- Task to carry out
Quote the records below in full, exactly as given, with the images taken out.
◆ ◆ ◆
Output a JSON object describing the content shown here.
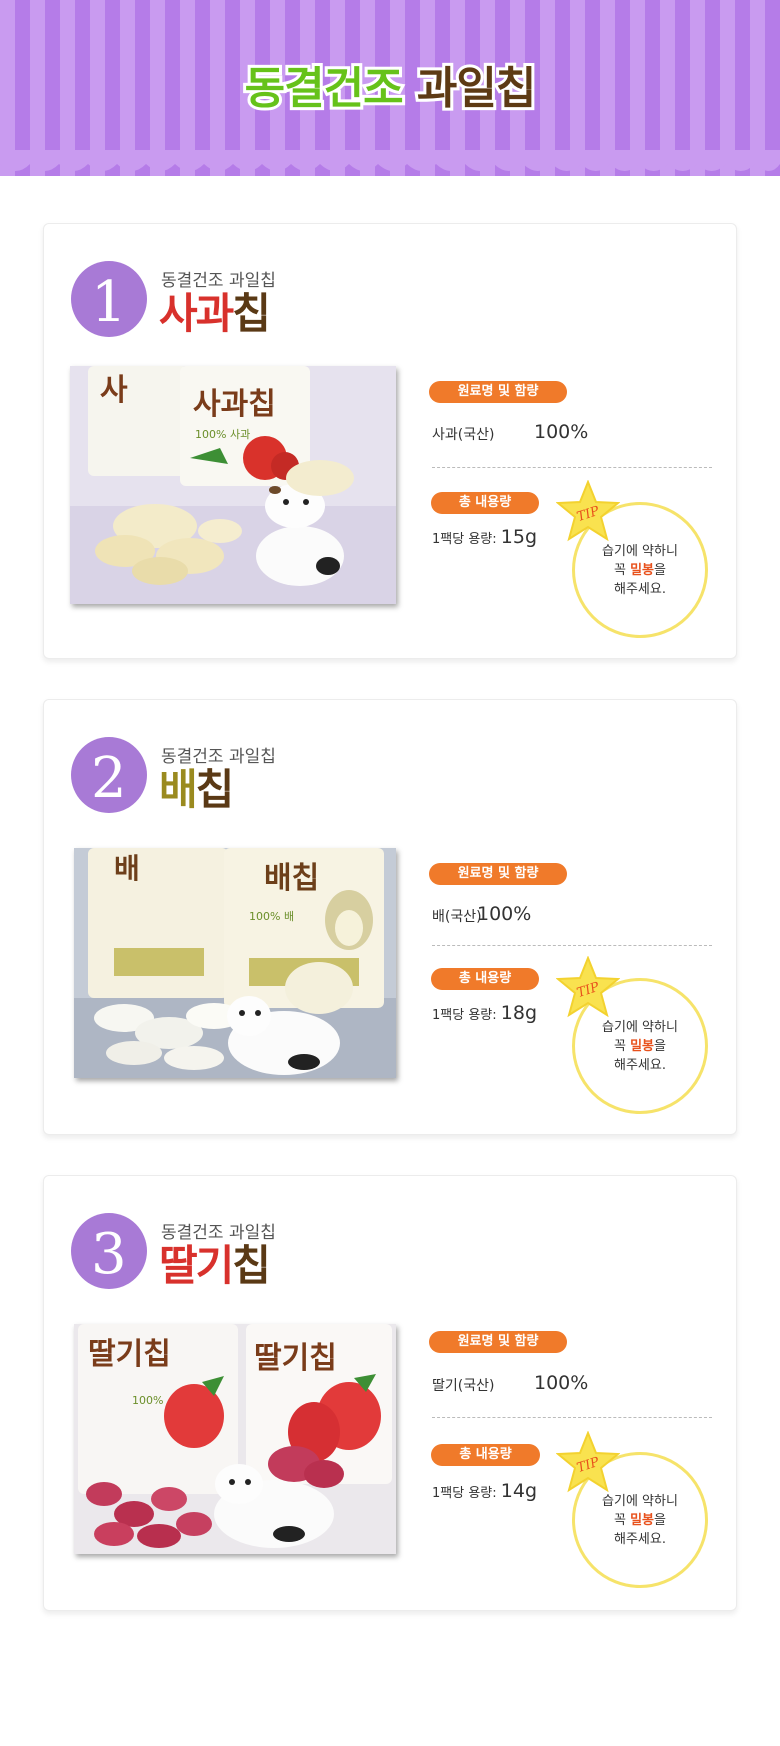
{
  "header": {
    "title_part1": "동결건조",
    "title_part2": "과일칩"
  },
  "products": [
    {
      "number": "1",
      "subtitle": "동결건조 과일칩",
      "name_part1": "사과",
      "name_part2": "칩",
      "name_color": "#d8312c",
      "ingredient_label": "원료명 및 함량",
      "ingredient_name": "사과(국산)",
      "ingredient_percent": "100%",
      "volume_label": "총 내용량",
      "volume_prefix": "1팩당 용량:",
      "volume_value": "15g",
      "tip_badge": "TIP",
      "tip_line1": "습기에 약하니",
      "tip_line2_a": "꼭 ",
      "tip_line2_b": "밀봉",
      "tip_line2_c": "을",
      "tip_line3": "해주세요.",
      "package_label": "사과칩",
      "package_percent": "100% 사과"
    },
    {
      "number": "2",
      "subtitle": "동결건조 과일칩",
      "name_part1": "배",
      "name_part2": "칩",
      "name_color": "#9a8a1f",
      "ingredient_label": "원료명 및 함량",
      "ingredient_name": "배(국산)",
      "ingredient_percent": "100%",
      "volume_label": "총 내용량",
      "volume_prefix": "1팩당 용량:",
      "volume_value": "18g",
      "tip_badge": "TIP",
      "tip_line1": "습기에 약하니",
      "tip_line2_a": "꼭 ",
      "tip_line2_b": "밀봉",
      "tip_line2_c": "을",
      "tip_line3": "해주세요.",
      "package_label": "배칩",
      "package_percent": "100% 배"
    },
    {
      "number": "3",
      "subtitle": "동결건조 과일칩",
      "name_part1": "딸기",
      "name_part2": "칩",
      "name_color": "#d8312c",
      "ingredient_label": "원료명 및 함량",
      "ingredient_name": "딸기(국산)",
      "ingredient_percent": "100%",
      "volume_label": "총 내용량",
      "volume_prefix": "1팩당 용량:",
      "volume_value": "14g",
      "tip_badge": "TIP",
      "tip_line1": "습기에 약하니",
      "tip_line2_a": "꼭 ",
      "tip_line2_b": "밀봉",
      "tip_line2_c": "을",
      "tip_line3": "해주세요.",
      "package_label": "딸기칩",
      "package_percent": "100%"
    }
  ],
  "colors": {
    "header_purple": "#b57ce8",
    "accent_orange": "#f07a2a",
    "number_purple": "#a87ad6",
    "tip_yellow": "#f6e36a",
    "title_green": "#66c21a",
    "title_brown": "#5d3a14"
  }
}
◆ ◆ ◆
- Exercise output
Output a JSON object describing the content shown here.
{
  "header": {
    "title_part1": "동결건조",
    "title_part2": "과일칩"
  },
  "products": [
    {
      "number": "1",
      "subtitle": "동결건조 과일칩",
      "name_part1": "사과",
      "name_part2": "칩",
      "name_color": "#d8312c",
      "ingredient_label": "원료명 및 함량",
      "ingredient_name": "사과(국산)",
      "ingredient_percent": "100%",
      "volume_label": "총 내용량",
      "volume_prefix": "1팩당 용량:",
      "volume_value": "15g",
      "tip_badge": "TIP",
      "tip_line1": "습기에 약하니",
      "tip_line2_a": "꼭 ",
      "tip_line2_b": "밀봉",
      "tip_line2_c": "을",
      "tip_line3": "해주세요.",
      "package_label": "사과칩",
      "package_percent": "100% 사과"
    },
    {
      "number": "2",
      "subtitle": "동결건조 과일칩",
      "name_part1": "배",
      "name_part2": "칩",
      "name_color": "#9a8a1f",
      "ingredient_label": "원료명 및 함량",
      "ingredient_name": "배(국산)",
      "ingredient_percent": "100%",
      "volume_label": "총 내용량",
      "volume_prefix": "1팩당 용량:",
      "volume_value": "18g",
      "tip_badge": "TIP",
      "tip_line1": "습기에 약하니",
      "tip_line2_a": "꼭 ",
      "tip_line2_b": "밀봉",
      "tip_line2_c": "을",
      "tip_line3": "해주세요.",
      "package_label": "배칩",
      "package_percent": "100% 배"
    },
    {
      "number": "3",
      "subtitle": "동결건조 과일칩",
      "name_part1": "딸기",
      "name_part2": "칩",
      "name_color": "#d8312c",
      "ingredient_label": "원료명 및 함량",
      "ingredient_name": "딸기(국산)",
      "ingredient_percent": "100%",
      "volume_label": "총 내용량",
      "volume_prefix": "1팩당 용량:",
      "volume_value": "14g",
      "tip_badge": "TIP",
      "tip_line1": "습기에 약하니",
      "tip_line2_a": "꼭 ",
      "tip_line2_b": "밀봉",
      "tip_line2_c": "을",
      "tip_line3": "해주세요.",
      "package_label": "딸기칩",
      "package_percent": "100%"
    }
  ],
  "colors": {
    "header_purple": "#b57ce8",
    "accent_orange": "#f07a2a",
    "number_purple": "#a87ad6",
    "tip_yellow": "#f6e36a",
    "title_green": "#66c21a",
    "title_brown": "#5d3a14"
  }
}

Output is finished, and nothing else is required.